>> START EXCERPTED DATA

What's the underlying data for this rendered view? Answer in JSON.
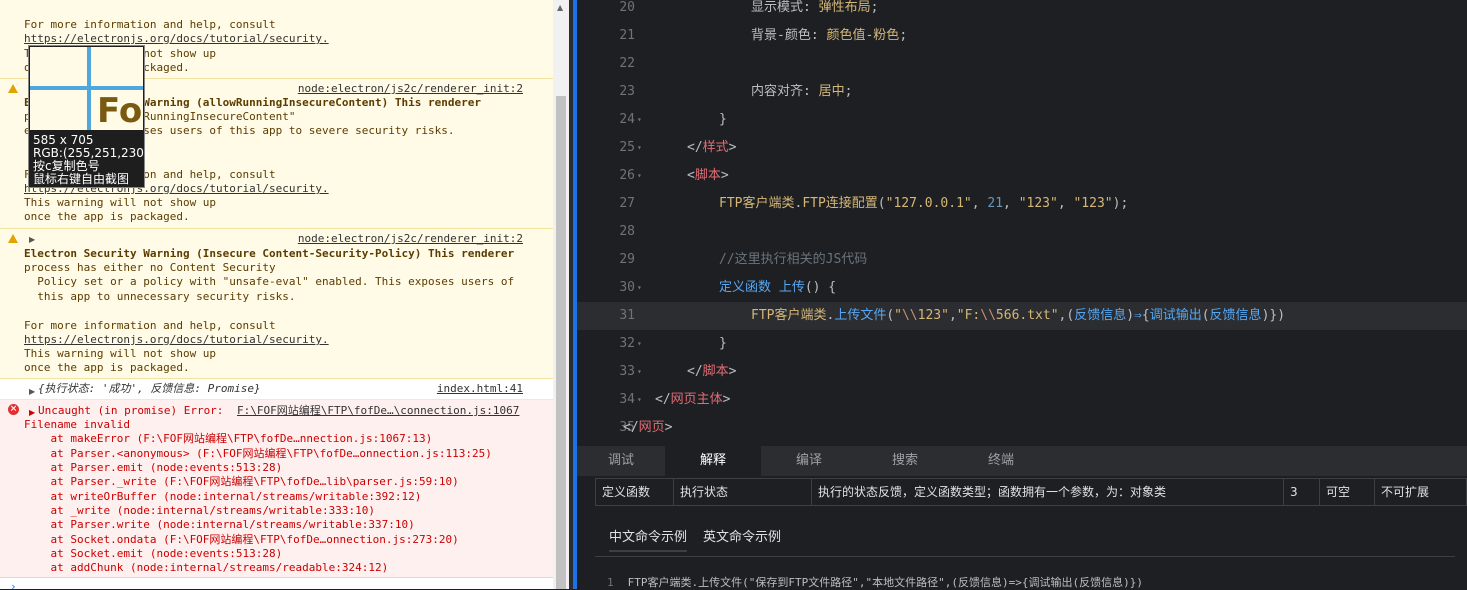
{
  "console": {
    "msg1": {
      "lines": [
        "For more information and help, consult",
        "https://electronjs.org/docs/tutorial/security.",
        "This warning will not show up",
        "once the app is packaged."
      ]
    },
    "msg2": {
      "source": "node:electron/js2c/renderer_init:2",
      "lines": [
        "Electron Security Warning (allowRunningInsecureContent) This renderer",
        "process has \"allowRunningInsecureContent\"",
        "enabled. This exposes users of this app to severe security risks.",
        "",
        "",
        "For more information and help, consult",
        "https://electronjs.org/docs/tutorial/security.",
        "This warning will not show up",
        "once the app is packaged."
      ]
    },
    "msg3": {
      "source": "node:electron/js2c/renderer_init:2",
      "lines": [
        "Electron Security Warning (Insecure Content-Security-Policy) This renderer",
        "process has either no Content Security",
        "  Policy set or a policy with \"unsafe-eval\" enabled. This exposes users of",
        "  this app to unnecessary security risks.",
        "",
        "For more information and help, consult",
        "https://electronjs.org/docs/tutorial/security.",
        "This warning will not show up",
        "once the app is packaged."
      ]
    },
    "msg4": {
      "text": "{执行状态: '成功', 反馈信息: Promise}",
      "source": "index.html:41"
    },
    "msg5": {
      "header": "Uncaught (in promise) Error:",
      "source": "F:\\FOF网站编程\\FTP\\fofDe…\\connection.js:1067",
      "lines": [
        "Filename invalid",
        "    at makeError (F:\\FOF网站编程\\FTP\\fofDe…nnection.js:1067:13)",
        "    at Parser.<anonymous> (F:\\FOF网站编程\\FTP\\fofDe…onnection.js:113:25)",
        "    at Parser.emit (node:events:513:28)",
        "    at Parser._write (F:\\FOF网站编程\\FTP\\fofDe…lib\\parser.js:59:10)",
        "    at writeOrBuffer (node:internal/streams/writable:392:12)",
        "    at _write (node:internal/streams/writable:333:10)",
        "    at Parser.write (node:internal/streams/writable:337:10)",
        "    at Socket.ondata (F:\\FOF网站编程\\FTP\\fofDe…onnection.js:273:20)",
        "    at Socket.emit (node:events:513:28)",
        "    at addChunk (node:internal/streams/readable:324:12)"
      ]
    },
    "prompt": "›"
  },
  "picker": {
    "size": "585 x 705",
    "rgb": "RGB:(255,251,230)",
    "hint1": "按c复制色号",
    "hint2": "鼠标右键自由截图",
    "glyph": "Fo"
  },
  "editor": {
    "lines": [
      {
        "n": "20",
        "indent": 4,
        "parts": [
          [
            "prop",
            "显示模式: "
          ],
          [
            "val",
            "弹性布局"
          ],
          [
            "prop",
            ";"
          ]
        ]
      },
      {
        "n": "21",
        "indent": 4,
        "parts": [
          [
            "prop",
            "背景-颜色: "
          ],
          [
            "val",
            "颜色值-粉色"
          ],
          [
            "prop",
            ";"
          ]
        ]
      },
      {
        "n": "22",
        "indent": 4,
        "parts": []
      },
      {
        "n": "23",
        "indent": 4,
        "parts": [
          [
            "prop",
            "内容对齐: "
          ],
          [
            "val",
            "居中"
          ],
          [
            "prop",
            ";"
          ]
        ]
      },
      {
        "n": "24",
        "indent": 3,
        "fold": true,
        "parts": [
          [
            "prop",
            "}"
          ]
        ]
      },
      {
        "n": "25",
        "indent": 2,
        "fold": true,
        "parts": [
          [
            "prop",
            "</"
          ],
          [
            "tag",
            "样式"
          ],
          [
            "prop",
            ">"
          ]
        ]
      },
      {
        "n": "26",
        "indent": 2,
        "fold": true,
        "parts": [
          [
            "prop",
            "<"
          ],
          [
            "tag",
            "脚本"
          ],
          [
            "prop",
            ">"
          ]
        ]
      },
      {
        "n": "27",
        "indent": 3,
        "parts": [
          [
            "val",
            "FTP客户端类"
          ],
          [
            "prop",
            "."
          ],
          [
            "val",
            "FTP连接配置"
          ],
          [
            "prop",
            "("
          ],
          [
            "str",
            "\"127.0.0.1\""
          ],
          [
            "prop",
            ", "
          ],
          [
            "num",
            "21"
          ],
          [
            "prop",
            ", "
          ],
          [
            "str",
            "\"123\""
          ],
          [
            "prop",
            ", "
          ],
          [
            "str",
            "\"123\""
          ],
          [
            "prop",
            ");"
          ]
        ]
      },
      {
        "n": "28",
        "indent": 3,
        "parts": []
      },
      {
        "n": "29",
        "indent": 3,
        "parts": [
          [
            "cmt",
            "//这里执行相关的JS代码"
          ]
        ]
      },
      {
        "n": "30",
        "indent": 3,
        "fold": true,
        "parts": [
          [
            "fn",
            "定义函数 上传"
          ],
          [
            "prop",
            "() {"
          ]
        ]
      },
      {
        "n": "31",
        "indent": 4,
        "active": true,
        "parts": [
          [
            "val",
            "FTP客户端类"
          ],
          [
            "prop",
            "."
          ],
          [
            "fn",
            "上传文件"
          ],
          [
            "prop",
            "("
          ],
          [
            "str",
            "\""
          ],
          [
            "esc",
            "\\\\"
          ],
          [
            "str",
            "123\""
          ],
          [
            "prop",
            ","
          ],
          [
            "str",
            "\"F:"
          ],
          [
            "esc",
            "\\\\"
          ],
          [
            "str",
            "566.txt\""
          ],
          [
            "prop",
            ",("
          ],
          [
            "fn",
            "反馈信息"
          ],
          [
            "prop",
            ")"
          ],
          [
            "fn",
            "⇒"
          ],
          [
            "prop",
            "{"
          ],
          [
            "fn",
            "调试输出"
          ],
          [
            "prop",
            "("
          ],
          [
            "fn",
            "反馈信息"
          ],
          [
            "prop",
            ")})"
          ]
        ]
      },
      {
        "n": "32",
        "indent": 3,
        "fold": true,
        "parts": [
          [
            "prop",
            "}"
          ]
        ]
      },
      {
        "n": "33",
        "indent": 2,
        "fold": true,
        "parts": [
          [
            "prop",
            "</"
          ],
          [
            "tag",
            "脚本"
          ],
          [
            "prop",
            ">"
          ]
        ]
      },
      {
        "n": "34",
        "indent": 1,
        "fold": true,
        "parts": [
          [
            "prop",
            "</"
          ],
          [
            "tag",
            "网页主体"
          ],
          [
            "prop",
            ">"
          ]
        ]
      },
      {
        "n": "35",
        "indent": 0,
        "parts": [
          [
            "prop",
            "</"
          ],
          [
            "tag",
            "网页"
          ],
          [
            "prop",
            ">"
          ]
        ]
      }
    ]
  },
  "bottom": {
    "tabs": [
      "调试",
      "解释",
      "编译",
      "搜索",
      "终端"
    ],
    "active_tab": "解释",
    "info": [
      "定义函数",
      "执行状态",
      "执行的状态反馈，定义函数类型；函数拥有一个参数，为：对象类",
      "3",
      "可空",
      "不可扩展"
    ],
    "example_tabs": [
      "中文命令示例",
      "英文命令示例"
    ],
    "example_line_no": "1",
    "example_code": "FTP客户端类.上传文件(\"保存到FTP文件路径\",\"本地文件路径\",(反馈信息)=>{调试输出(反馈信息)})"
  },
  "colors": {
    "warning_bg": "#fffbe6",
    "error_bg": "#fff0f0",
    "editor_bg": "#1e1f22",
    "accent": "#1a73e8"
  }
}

>> END EXCERPTED DATA

# [TASK REQUIREMENTS]
Copy every record above exactly, leaving out the pictures.

# [ANSWER FOR THE TASK]
What's the underlying data for this rendered view? Answer in JSON.
{
  "console": {
    "msg1": {
      "lines": [
        "For more information and help, consult",
        "https://electronjs.org/docs/tutorial/security.",
        "This warning will not show up",
        "once the app is packaged."
      ]
    },
    "msg2": {
      "source": "node:electron/js2c/renderer_init:2",
      "lines": [
        "Electron Security Warning (allowRunningInsecureContent) This renderer",
        "process has \"allowRunningInsecureContent\"",
        "enabled. This exposes users of this app to severe security risks.",
        "",
        "",
        "For more information and help, consult",
        "https://electronjs.org/docs/tutorial/security.",
        "This warning will not show up",
        "once the app is packaged."
      ]
    },
    "msg3": {
      "source": "node:electron/js2c/renderer_init:2",
      "lines": [
        "Electron Security Warning (Insecure Content-Security-Policy) This renderer",
        "process has either no Content Security",
        "  Policy set or a policy with \"unsafe-eval\" enabled. This exposes users of",
        "  this app to unnecessary security risks.",
        "",
        "For more information and help, consult",
        "https://electronjs.org/docs/tutorial/security.",
        "This warning will not show up",
        "once the app is packaged."
      ]
    },
    "msg4": {
      "text": "{执行状态: '成功', 反馈信息: Promise}",
      "source": "index.html:41"
    },
    "msg5": {
      "header": "Uncaught (in promise) Error:",
      "source": "F:\\FOF网站编程\\FTP\\fofDe…\\connection.js:1067",
      "lines": [
        "Filename invalid",
        "    at makeError (F:\\FOF网站编程\\FTP\\fofDe…nnection.js:1067:13)",
        "    at Parser.<anonymous> (F:\\FOF网站编程\\FTP\\fofDe…onnection.js:113:25)",
        "    at Parser.emit (node:events:513:28)",
        "    at Parser._write (F:\\FOF网站编程\\FTP\\fofDe…lib\\parser.js:59:10)",
        "    at writeOrBuffer (node:internal/streams/writable:392:12)",
        "    at _write (node:internal/streams/writable:333:10)",
        "    at Parser.write (node:internal/streams/writable:337:10)",
        "    at Socket.ondata (F:\\FOF网站编程\\FTP\\fofDe…onnection.js:273:20)",
        "    at Socket.emit (node:events:513:28)",
        "    at addChunk (node:internal/streams/readable:324:12)"
      ]
    },
    "prompt": "›"
  },
  "picker": {
    "size": "585 x 705",
    "rgb": "RGB:(255,251,230)",
    "hint1": "按c复制色号",
    "hint2": "鼠标右键自由截图",
    "glyph": "Fo"
  },
  "editor": {
    "lines": [
      {
        "n": "20",
        "indent": 4,
        "parts": [
          [
            "prop",
            "显示模式: "
          ],
          [
            "val",
            "弹性布局"
          ],
          [
            "prop",
            ";"
          ]
        ]
      },
      {
        "n": "21",
        "indent": 4,
        "parts": [
          [
            "prop",
            "背景-颜色: "
          ],
          [
            "val",
            "颜色值-粉色"
          ],
          [
            "prop",
            ";"
          ]
        ]
      },
      {
        "n": "22",
        "indent": 4,
        "parts": []
      },
      {
        "n": "23",
        "indent": 4,
        "parts": [
          [
            "prop",
            "内容对齐: "
          ],
          [
            "val",
            "居中"
          ],
          [
            "prop",
            ";"
          ]
        ]
      },
      {
        "n": "24",
        "indent": 3,
        "fold": true,
        "parts": [
          [
            "prop",
            "}"
          ]
        ]
      },
      {
        "n": "25",
        "indent": 2,
        "fold": true,
        "parts": [
          [
            "prop",
            "</"
          ],
          [
            "tag",
            "样式"
          ],
          [
            "prop",
            ">"
          ]
        ]
      },
      {
        "n": "26",
        "indent": 2,
        "fold": true,
        "parts": [
          [
            "prop",
            "<"
          ],
          [
            "tag",
            "脚本"
          ],
          [
            "prop",
            ">"
          ]
        ]
      },
      {
        "n": "27",
        "indent": 3,
        "parts": [
          [
            "val",
            "FTP客户端类"
          ],
          [
            "prop",
            "."
          ],
          [
            "val",
            "FTP连接配置"
          ],
          [
            "prop",
            "("
          ],
          [
            "str",
            "\"127.0.0.1\""
          ],
          [
            "prop",
            ", "
          ],
          [
            "num",
            "21"
          ],
          [
            "prop",
            ", "
          ],
          [
            "str",
            "\"123\""
          ],
          [
            "prop",
            ", "
          ],
          [
            "str",
            "\"123\""
          ],
          [
            "prop",
            ");"
          ]
        ]
      },
      {
        "n": "28",
        "indent": 3,
        "parts": []
      },
      {
        "n": "29",
        "indent": 3,
        "parts": [
          [
            "cmt",
            "//这里执行相关的JS代码"
          ]
        ]
      },
      {
        "n": "30",
        "indent": 3,
        "fold": true,
        "parts": [
          [
            "fn",
            "定义函数 上传"
          ],
          [
            "prop",
            "() {"
          ]
        ]
      },
      {
        "n": "31",
        "indent": 4,
        "active": true,
        "parts": [
          [
            "val",
            "FTP客户端类"
          ],
          [
            "prop",
            "."
          ],
          [
            "fn",
            "上传文件"
          ],
          [
            "prop",
            "("
          ],
          [
            "str",
            "\""
          ],
          [
            "esc",
            "\\\\"
          ],
          [
            "str",
            "123\""
          ],
          [
            "prop",
            ","
          ],
          [
            "str",
            "\"F:"
          ],
          [
            "esc",
            "\\\\"
          ],
          [
            "str",
            "566.txt\""
          ],
          [
            "prop",
            ",("
          ],
          [
            "fn",
            "反馈信息"
          ],
          [
            "prop",
            ")"
          ],
          [
            "fn",
            "⇒"
          ],
          [
            "prop",
            "{"
          ],
          [
            "fn",
            "调试输出"
          ],
          [
            "prop",
            "("
          ],
          [
            "fn",
            "反馈信息"
          ],
          [
            "prop",
            ")})"
          ]
        ]
      },
      {
        "n": "32",
        "indent": 3,
        "fold": true,
        "parts": [
          [
            "prop",
            "}"
          ]
        ]
      },
      {
        "n": "33",
        "indent": 2,
        "fold": true,
        "parts": [
          [
            "prop",
            "</"
          ],
          [
            "tag",
            "脚本"
          ],
          [
            "prop",
            ">"
          ]
        ]
      },
      {
        "n": "34",
        "indent": 1,
        "fold": true,
        "parts": [
          [
            "prop",
            "</"
          ],
          [
            "tag",
            "网页主体"
          ],
          [
            "prop",
            ">"
          ]
        ]
      },
      {
        "n": "35",
        "indent": 0,
        "parts": [
          [
            "prop",
            "</"
          ],
          [
            "tag",
            "网页"
          ],
          [
            "prop",
            ">"
          ]
        ]
      }
    ]
  },
  "bottom": {
    "tabs": [
      "调试",
      "解释",
      "编译",
      "搜索",
      "终端"
    ],
    "active_tab": "解释",
    "info": [
      "定义函数",
      "执行状态",
      "执行的状态反馈，定义函数类型；函数拥有一个参数，为：对象类",
      "3",
      "可空",
      "不可扩展"
    ],
    "example_tabs": [
      "中文命令示例",
      "英文命令示例"
    ],
    "example_line_no": "1",
    "example_code": "FTP客户端类.上传文件(\"保存到FTP文件路径\",\"本地文件路径\",(反馈信息)=>{调试输出(反馈信息)})"
  },
  "colors": {
    "warning_bg": "#fffbe6",
    "error_bg": "#fff0f0",
    "editor_bg": "#1e1f22",
    "accent": "#1a73e8"
  }
}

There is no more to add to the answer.